AIM OF THE TASK
Retype the listing that follows, exactly as written.

--- Begin SUPPLIED RECORDS ---

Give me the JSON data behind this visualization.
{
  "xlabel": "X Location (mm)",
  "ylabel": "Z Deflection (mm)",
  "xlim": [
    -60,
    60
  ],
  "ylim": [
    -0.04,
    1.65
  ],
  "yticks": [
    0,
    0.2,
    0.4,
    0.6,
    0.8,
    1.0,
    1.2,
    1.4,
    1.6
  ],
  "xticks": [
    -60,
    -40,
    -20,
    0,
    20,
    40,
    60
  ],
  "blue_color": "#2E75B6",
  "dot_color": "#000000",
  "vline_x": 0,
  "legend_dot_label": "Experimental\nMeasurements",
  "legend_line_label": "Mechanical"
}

--- End SUPPLIED RECORDS ---

ANSWER FOR THE TASK
Give me the JSON data behind this visualization.
{
  "xlabel": "X Location (mm)",
  "ylabel": "Z Deflection (mm)",
  "xlim": [
    -60,
    60
  ],
  "ylim": [
    -0.04,
    1.65
  ],
  "yticks": [
    0,
    0.2,
    0.4,
    0.6,
    0.8,
    1.0,
    1.2,
    1.4,
    1.6
  ],
  "xticks": [
    -60,
    -40,
    -20,
    0,
    20,
    40,
    60
  ],
  "blue_color": "#2E75B6",
  "dot_color": "#000000",
  "vline_x": 0,
  "legend_dot_label": "Experimental\nMeasurements",
  "legend_line_label": "Mechanical"
}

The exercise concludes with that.